Tareas —
• a. Enumera, por favor, los personajes de ficción que se nombran en el texto sobre escenas de tortura en el cine.
• b. Según el texto sobre escenas de tortura en el cine, ¿en qué país se encuentra el complejo de torturas del que Paxton intenta escapar?

Pasaje del texto —

────────

Sin sofisticación: sobre el final de Casino Royale, la última película de James Bond, y en consonancia con su nueva y brutal reencarnación, el villanesco Le Chiffre intenta extraerle información al agente 007 a través de métodos de lo más primitivos. Un tormento físico elemental y a la antigua: en un sótano herrumbroso, atado de pies y manos, desnudo sobre una silla desfondada, Bond recibe repetidamente los golpes de los extremos anudados de una soga mojada en los testículos. Duele de solo verlo, pero Bond se ríe de la tortura: “Todos sabrán –le dice a Le Chiffre– que moriste rascándome las bolas”.
En su desesperado camino de salida hacia el exterior del complejo de torturas en Eslovaquia, Paxton (Jay Hernandez), el único sobreviviente de Hostel, se encuentra con la chica oriental a la que conoció antes en el albergue. Está atada a una silla, y un norteamericano, exaltadísimo por poder finalmente “disponer” de ella, está terminando de perforarle un ojo. Una vez liberada de su torturador, y muriéndose del dolor, le pide a Paxton que le corte el nervio óptico. Un líquido purulento chorrea desde la cavidad.

────────

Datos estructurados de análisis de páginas
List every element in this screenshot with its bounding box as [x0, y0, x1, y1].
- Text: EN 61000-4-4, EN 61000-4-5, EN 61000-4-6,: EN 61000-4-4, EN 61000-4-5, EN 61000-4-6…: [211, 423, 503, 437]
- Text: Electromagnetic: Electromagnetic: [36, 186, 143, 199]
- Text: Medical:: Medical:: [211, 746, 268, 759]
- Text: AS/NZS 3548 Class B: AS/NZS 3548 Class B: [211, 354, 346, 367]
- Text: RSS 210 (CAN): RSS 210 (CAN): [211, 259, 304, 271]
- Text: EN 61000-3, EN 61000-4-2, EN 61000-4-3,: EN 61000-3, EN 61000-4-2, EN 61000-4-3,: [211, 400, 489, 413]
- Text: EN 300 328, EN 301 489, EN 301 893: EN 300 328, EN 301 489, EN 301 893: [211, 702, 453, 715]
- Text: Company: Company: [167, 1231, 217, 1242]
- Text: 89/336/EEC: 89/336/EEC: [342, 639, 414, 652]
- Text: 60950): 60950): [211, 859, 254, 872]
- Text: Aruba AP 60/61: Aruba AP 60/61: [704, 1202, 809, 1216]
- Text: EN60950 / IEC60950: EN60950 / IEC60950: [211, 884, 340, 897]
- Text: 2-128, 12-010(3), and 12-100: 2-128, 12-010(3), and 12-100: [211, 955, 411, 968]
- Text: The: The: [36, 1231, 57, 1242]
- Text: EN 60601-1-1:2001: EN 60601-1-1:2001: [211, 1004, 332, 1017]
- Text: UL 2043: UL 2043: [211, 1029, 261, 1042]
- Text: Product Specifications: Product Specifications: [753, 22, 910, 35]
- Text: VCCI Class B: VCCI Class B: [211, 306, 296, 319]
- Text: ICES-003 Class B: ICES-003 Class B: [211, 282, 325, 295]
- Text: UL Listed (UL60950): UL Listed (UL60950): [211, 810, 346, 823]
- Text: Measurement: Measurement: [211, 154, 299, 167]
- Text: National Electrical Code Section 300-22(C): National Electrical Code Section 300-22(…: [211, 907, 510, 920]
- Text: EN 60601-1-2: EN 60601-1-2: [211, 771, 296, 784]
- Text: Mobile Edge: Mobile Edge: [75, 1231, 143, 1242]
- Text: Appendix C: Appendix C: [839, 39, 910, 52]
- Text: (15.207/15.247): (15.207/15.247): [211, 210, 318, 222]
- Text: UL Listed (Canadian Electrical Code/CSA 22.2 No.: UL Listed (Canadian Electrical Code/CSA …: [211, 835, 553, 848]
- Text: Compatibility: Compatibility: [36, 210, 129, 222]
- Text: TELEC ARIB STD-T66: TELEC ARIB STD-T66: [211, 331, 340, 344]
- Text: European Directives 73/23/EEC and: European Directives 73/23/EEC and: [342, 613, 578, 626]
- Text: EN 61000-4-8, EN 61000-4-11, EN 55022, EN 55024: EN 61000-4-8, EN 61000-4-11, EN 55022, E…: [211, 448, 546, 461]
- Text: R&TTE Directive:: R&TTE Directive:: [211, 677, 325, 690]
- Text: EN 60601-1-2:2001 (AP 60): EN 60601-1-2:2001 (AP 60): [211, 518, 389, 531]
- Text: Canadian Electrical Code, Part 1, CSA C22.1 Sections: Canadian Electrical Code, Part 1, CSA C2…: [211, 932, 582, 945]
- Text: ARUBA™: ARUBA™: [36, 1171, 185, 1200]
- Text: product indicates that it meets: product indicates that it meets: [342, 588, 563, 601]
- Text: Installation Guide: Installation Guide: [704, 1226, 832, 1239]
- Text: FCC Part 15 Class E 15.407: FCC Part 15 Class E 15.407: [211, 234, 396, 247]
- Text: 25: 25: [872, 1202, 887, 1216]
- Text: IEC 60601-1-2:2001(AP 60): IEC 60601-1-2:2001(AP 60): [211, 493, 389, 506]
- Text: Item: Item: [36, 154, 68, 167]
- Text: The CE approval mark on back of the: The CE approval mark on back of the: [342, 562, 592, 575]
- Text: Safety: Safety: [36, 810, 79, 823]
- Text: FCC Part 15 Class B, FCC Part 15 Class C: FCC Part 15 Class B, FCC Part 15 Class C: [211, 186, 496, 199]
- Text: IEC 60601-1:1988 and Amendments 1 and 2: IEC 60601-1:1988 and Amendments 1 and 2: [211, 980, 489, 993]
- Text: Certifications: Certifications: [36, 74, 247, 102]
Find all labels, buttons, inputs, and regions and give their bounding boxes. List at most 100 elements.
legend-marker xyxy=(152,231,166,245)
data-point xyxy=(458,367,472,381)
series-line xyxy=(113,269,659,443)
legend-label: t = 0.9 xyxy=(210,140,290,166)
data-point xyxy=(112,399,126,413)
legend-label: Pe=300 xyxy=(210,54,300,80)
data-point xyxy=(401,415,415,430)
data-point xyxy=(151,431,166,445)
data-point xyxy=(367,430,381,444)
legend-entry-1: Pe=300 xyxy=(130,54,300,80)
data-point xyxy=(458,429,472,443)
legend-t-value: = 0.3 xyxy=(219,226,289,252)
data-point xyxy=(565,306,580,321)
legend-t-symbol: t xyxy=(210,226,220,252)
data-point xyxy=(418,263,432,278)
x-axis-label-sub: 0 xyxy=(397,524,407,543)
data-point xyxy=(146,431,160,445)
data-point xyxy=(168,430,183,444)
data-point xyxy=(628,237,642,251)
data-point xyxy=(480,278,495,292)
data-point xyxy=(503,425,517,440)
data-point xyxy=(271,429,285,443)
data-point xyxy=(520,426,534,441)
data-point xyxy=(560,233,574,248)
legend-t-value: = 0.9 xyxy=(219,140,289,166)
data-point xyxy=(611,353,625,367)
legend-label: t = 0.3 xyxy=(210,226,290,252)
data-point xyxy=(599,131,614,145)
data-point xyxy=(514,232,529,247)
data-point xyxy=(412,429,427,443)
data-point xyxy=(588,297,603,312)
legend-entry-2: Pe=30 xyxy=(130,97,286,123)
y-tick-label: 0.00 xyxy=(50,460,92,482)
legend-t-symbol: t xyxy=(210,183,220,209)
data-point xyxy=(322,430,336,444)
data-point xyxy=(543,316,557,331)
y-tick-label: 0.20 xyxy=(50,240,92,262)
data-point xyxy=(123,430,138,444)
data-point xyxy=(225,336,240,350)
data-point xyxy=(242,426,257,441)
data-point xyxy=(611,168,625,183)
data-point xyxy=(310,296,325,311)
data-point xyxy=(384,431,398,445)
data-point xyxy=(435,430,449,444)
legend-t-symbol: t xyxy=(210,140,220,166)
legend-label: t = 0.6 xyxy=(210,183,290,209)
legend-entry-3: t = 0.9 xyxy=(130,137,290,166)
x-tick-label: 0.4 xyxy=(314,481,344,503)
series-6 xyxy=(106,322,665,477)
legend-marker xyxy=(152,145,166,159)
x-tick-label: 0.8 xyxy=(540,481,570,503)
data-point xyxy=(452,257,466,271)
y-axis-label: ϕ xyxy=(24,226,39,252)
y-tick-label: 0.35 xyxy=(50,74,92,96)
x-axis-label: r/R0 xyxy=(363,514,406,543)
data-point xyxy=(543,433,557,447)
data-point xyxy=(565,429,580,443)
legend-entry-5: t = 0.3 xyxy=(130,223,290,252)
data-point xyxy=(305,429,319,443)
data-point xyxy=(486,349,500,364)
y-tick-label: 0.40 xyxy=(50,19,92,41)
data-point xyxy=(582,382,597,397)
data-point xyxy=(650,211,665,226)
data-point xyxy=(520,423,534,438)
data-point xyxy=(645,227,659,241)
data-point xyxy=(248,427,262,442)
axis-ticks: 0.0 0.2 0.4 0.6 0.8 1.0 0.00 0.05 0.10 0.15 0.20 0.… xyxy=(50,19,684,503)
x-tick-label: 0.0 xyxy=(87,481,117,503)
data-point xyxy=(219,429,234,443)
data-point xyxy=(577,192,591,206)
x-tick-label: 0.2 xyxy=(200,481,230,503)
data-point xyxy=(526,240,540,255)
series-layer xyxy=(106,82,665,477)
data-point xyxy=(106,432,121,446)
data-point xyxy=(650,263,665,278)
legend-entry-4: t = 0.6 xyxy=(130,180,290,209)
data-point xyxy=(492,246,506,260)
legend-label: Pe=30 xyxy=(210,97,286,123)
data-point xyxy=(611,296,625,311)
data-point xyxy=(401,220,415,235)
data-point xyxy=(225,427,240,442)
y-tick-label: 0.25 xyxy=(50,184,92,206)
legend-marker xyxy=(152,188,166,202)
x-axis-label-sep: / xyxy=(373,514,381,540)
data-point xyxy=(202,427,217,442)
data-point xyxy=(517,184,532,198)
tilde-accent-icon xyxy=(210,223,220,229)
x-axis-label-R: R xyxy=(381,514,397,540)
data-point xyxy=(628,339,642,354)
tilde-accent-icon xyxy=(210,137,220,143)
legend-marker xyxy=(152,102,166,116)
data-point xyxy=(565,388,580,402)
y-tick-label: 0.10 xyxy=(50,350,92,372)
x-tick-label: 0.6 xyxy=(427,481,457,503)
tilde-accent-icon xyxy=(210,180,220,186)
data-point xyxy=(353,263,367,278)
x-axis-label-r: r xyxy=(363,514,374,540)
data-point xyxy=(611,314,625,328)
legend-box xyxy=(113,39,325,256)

────────

Respuestas —
• a. James Bond (el agente 007), Le Chiffre y Paxton.

• b. En Eslovaquia.